STORED ROWS:
## BEGIN
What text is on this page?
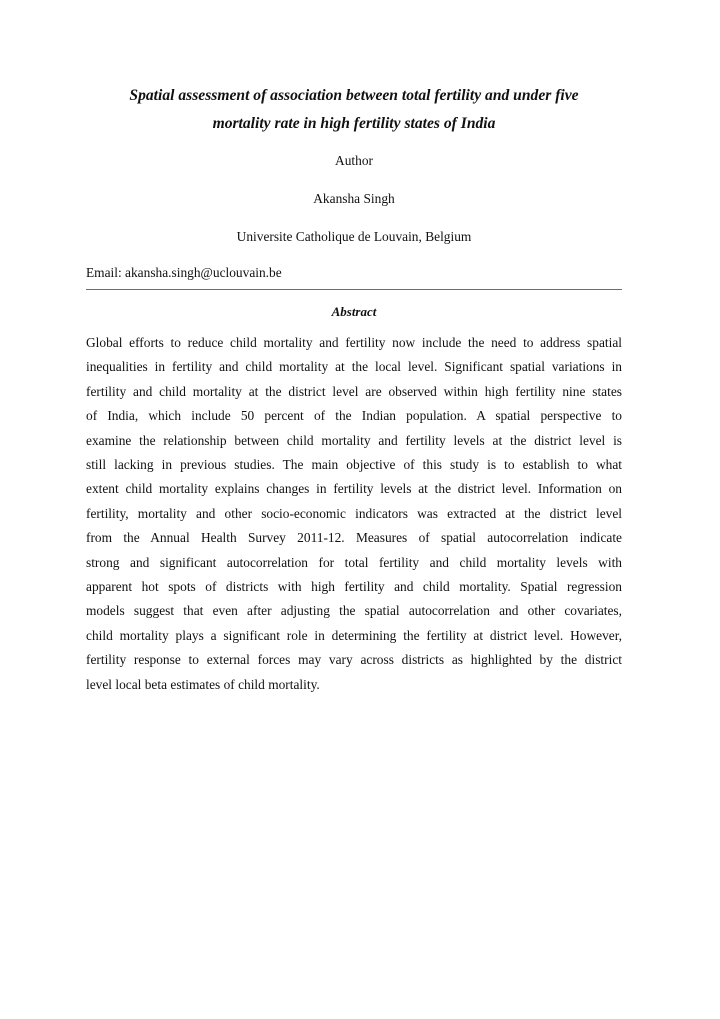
Spatial assessment of association between total fertility and under five
mortality rate in high fertility states of India

Author

Akansha Singh

Universite Catholique de Louvain, Belgium

Email: akansha.singh@uclouvain.be

Abstract
Global efforts to reduce child mortality and fertility now include the need to address spatial
inequalities in fertility and child mortality at the local level. Significant spatial variations in
fertility and child mortality at the district level are observed within high fertility nine states
of India, which include 50 percent of the Indian population. A spatial perspective to
examine the relationship between child mortality and fertility levels at the district level is
still lacking in previous studies. The main objective of this study is to establish to what
extent child mortality explains changes in fertility levels at the district level. Information on
fertility, mortality and other socio-economic indicators was extracted at the district level
from the Annual Health Survey 2011-12. Measures of spatial autocorrelation indicate
strong and significant autocorrelation for total fertility and child mortality levels with
apparent hot spots of districts with high fertility and child mortality. Spatial regression
models suggest that even after adjusting the spatial autocorrelation and other covariates,
child mortality plays a significant role in determining the fertility at district level. However,
fertility response to external forces may vary across districts as highlighted by the district
level local beta estimates of child mortality.
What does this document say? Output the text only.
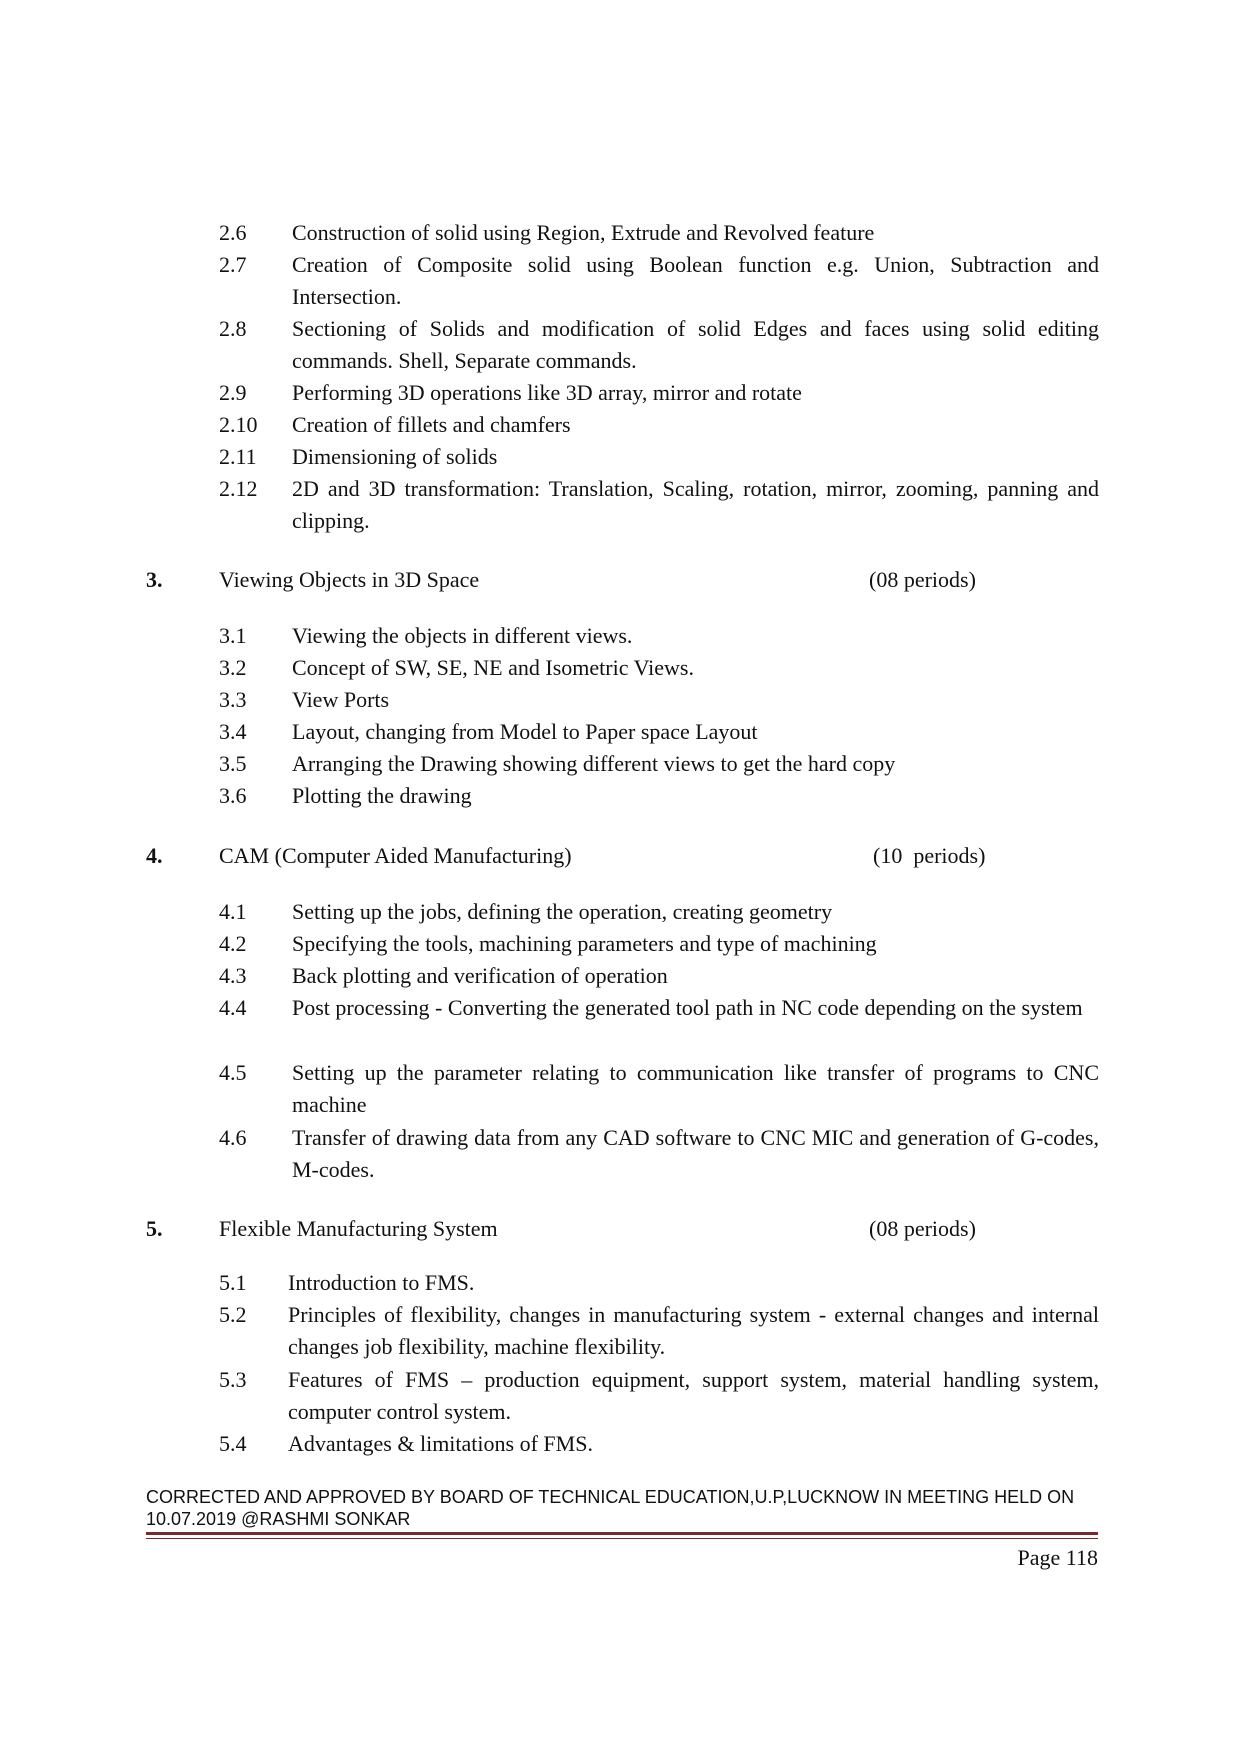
2.6 Construction of solid using Region, Extrude and Revolved feature
2.7 Creation of Composite solid using Boolean function e.g. Union, Subtraction and Intersection.
2.8 Sectioning of Solids and modification of solid Edges and faces using solid editing commands. Shell, Separate commands.
2.9 Performing 3D operations like 3D array, mirror and rotate
2.10 Creation of fillets and chamfers
2.11 Dimensioning of solids
2.12 2D and 3D transformation: Translation, Scaling, rotation, mirror, zooming, panning and clipping.
3.	Viewing Objects in 3D Space	(08 periods)
3.1 Viewing the objects in different views.
3.2 Concept of SW, SE, NE and Isometric Views.
3.3 View Ports
3.4 Layout, changing from Model to Paper space Layout
3.5 Arranging the Drawing showing different views to get the hard copy
3.6 Plotting the drawing
4.	CAM (Computer Aided Manufacturing)	(10  periods)
4.1 Setting up the jobs, defining the operation, creating geometry
4.2 Specifying the tools, machining parameters and type of machining
4.3 Back plotting and verification of operation
4.4 Post processing - Converting the generated tool path in NC code depending on the system
4.5 Setting up the parameter relating to communication like transfer of programs to CNC machine
4.6 Transfer of drawing data from any CAD software to CNC MIC and generation of G-codes, M-codes.
5.	Flexible Manufacturing System	(08 periods)
5.1 Introduction to FMS.
5.2 Principles of flexibility, changes in manufacturing system - external changes and internal changes job flexibility, machine flexibility.
5.3 Features of FMS – production equipment, support system, material handling system, computer control system.
5.4 Advantages & limitations of FMS.
CORRECTED AND APPROVED BY BOARD OF TECHNICAL EDUCATION,U.P,LUCKNOW IN MEETING HELD ON
10.07.2019 @RASHMI SONKAR
Page 118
## END
TASK TO COMPLETE: Restate each entry word for word, please, but drop any images it holds.

EXERCISE OUTPUT:
What text is on this page?
Spatial assessment of association between total fertility and under five
mortality rate in high fertility states of India

Author

Akansha Singh

Universite Catholique de Louvain, Belgium

Email: akansha.singh@uclouvain.be

Abstract
Global efforts to reduce child mortality and fertility now include the need to address spatial
inequalities in fertility and child mortality at the local level. Significant spatial variations in
fertility and child mortality at the district level are observed within high fertility nine states
of India, which include 50 percent of the Indian population. A spatial perspective to
examine the relationship between child mortality and fertility levels at the district level is
still lacking in previous studies. The main objective of this study is to establish to what
extent child mortality explains changes in fertility levels at the district level. Information on
fertility, mortality and other socio-economic indicators was extracted at the district level
from the Annual Health Survey 2011-12. Measures of spatial autocorrelation indicate
strong and significant autocorrelation for total fertility and child mortality levels with
apparent hot spots of districts with high fertility and child mortality. Spatial regression
models suggest that even after adjusting the spatial autocorrelation and other covariates,
child mortality plays a significant role in determining the fertility at district level. However,
fertility response to external forces may vary across districts as highlighted by the district
level local beta estimates of child mortality.
What does this document say? Output the text only.
2.6 Construction of solid using Region, Extrude and Revolved feature
2.7 Creation of Composite solid using Boolean function e.g. Union, Subtraction and Intersection.
2.8 Sectioning of Solids and modification of solid Edges and faces using solid editing commands. Shell, Separate commands.
2.9 Performing 3D operations like 3D array, mirror and rotate
2.10 Creation of fillets and chamfers
2.11 Dimensioning of solids
2.12 2D and 3D transformation: Translation, Scaling, rotation, mirror, zooming, panning and clipping.
3.	Viewing Objects in 3D Space	(08 periods)
3.1 Viewing the objects in different views.
3.2 Concept of SW, SE, NE and Isometric Views.
3.3 View Ports
3.4 Layout, changing from Model to Paper space Layout
3.5 Arranging the Drawing showing different views to get the hard copy
3.6 Plotting the drawing
4.	CAM (Computer Aided Manufacturing)	(10  periods)
4.1 Setting up the jobs, defining the operation, creating geometry
4.2 Specifying the tools, machining parameters and type of machining
4.3 Back plotting and verification of operation
4.4 Post processing - Converting the generated tool path in NC code depending on the system
4.5 Setting up the parameter relating to communication like transfer of programs to CNC machine
4.6 Transfer of drawing data from any CAD software to CNC MIC and generation of G-codes, M-codes.
5.	Flexible Manufacturing System	(08 periods)
5.1 Introduction to FMS.
5.2 Principles of flexibility, changes in manufacturing system - external changes and internal changes job flexibility, machine flexibility.
5.3 Features of FMS – production equipment, support system, material handling system, computer control system.
5.4 Advantages & limitations of FMS.
CORRECTED AND APPROVED BY BOARD OF TECHNICAL EDUCATION,U.P,LUCKNOW IN MEETING HELD ON
10.07.2019 @RASHMI SONKAR
Page 118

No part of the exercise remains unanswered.